* Set problem: Work through the data below line by line and say how many lines hold "JSON"; give only the number.

* Exercise material:
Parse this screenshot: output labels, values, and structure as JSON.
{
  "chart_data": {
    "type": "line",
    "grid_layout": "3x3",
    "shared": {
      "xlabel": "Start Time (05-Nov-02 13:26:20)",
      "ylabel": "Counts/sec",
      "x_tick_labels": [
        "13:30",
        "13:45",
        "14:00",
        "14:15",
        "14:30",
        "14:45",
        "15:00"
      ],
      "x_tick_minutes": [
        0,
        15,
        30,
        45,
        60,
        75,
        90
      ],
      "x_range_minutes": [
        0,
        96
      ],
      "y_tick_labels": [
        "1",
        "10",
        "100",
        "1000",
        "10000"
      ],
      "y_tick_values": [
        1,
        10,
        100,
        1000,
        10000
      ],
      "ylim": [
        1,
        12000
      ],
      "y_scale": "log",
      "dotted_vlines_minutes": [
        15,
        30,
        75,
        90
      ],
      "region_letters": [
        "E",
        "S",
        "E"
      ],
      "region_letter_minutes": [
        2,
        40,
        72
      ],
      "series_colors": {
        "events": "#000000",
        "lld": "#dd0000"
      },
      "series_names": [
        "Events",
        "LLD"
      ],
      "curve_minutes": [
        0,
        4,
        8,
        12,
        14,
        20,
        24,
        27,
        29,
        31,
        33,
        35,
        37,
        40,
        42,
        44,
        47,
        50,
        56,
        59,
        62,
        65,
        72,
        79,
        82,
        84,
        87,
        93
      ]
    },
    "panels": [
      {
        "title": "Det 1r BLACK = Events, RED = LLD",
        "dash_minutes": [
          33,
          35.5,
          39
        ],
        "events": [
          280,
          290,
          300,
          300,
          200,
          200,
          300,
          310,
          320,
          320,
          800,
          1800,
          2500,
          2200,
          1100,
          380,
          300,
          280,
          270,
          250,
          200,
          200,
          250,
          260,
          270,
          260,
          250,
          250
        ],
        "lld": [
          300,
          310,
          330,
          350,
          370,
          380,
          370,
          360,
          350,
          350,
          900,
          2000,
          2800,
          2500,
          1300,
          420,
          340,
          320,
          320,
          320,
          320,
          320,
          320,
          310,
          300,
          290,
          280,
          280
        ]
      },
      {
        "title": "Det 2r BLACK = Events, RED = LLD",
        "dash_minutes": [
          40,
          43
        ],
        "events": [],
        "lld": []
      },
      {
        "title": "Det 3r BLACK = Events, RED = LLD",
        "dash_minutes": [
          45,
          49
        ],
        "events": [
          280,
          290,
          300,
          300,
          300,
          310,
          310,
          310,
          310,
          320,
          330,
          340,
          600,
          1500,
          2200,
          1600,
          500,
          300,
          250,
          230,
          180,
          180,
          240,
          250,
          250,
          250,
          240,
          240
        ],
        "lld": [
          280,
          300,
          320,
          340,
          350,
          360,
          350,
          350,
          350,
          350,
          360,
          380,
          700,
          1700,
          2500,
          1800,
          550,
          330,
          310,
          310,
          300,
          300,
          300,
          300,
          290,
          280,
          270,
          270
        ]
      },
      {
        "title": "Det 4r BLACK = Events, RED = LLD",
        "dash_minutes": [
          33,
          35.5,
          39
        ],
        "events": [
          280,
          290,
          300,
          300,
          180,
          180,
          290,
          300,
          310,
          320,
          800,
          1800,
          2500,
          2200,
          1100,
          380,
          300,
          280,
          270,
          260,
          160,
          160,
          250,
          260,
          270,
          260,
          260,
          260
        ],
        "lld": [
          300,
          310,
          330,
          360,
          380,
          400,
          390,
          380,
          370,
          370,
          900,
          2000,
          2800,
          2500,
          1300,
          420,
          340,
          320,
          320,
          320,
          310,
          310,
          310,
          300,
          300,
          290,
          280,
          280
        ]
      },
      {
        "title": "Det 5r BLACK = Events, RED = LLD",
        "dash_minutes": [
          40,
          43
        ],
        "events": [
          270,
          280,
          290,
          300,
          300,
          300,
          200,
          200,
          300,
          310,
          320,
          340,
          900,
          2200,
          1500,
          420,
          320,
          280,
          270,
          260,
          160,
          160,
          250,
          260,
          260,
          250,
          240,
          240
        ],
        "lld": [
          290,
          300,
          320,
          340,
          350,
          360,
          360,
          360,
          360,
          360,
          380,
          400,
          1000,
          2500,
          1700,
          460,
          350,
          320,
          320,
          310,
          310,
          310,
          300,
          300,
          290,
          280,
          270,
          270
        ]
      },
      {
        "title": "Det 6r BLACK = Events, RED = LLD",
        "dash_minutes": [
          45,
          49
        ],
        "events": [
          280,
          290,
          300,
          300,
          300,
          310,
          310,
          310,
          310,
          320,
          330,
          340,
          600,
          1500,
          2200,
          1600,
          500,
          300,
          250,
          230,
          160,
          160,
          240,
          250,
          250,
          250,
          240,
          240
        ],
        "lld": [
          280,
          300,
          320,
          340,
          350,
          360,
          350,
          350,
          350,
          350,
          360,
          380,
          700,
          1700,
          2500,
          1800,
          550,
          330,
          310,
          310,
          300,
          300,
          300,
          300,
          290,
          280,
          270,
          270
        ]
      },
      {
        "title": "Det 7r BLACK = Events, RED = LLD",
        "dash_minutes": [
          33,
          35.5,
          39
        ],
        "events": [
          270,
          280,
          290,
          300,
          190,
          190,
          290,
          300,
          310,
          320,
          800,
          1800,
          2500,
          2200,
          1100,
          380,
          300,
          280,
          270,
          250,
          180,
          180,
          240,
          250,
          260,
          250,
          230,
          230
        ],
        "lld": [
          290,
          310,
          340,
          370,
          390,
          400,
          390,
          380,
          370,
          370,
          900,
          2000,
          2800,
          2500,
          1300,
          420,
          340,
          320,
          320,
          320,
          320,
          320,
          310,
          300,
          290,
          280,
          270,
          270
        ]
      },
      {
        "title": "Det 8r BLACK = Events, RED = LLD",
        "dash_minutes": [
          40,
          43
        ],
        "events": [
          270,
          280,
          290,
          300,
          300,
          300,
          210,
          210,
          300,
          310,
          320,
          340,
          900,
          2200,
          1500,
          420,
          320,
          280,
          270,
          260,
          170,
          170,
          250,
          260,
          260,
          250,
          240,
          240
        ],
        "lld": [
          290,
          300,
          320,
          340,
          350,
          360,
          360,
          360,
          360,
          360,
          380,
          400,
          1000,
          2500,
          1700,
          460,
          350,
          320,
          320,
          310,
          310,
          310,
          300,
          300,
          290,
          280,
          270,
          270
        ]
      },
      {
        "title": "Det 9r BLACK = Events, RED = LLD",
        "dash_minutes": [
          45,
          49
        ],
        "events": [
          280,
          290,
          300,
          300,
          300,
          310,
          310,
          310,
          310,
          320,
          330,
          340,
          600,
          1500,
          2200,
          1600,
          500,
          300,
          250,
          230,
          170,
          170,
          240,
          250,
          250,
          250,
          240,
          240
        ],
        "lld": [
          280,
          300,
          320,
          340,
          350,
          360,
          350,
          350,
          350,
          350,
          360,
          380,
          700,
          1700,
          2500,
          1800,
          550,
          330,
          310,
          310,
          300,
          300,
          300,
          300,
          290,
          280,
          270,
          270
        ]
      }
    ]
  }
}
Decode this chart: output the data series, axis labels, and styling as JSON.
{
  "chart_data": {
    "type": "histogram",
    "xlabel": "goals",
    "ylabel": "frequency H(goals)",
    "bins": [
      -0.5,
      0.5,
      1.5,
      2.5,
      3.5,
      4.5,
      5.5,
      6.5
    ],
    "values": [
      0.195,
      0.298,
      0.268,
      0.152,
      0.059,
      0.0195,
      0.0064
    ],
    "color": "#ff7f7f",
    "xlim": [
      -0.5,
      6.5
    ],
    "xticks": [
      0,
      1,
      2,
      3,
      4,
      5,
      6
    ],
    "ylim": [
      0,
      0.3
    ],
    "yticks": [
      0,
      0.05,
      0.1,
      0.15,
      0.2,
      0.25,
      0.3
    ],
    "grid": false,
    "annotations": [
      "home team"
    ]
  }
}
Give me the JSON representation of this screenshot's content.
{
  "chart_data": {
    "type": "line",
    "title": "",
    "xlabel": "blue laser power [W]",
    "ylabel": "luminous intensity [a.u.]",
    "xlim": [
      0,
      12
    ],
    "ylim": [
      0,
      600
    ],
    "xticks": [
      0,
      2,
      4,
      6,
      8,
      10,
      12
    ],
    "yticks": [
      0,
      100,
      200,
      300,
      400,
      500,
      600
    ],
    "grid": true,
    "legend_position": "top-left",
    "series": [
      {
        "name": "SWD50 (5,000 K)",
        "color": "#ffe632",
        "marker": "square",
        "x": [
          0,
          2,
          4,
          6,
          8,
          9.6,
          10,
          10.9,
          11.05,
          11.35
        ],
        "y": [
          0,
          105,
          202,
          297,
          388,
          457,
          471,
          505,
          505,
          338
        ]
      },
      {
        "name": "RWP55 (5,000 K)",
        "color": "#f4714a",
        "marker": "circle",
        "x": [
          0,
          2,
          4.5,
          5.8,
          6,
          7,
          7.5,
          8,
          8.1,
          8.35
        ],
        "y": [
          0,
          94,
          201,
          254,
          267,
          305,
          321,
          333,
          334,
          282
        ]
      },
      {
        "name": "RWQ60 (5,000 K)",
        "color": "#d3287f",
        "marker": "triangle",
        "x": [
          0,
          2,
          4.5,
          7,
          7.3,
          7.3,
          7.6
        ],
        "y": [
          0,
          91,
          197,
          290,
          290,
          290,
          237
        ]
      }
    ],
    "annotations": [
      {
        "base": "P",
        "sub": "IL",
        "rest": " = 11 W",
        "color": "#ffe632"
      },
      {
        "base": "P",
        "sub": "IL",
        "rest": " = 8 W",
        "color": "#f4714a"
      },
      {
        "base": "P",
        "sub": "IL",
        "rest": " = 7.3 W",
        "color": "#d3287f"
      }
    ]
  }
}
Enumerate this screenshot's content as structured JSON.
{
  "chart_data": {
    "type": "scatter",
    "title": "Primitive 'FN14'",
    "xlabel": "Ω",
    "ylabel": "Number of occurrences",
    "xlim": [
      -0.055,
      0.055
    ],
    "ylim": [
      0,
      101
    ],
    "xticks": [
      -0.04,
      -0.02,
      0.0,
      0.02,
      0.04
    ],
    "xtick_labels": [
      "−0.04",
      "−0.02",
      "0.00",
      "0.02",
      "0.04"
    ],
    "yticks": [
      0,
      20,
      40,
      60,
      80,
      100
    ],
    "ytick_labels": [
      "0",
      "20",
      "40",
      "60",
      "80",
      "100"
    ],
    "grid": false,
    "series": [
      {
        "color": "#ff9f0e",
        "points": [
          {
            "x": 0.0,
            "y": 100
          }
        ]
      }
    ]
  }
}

* The reply: 4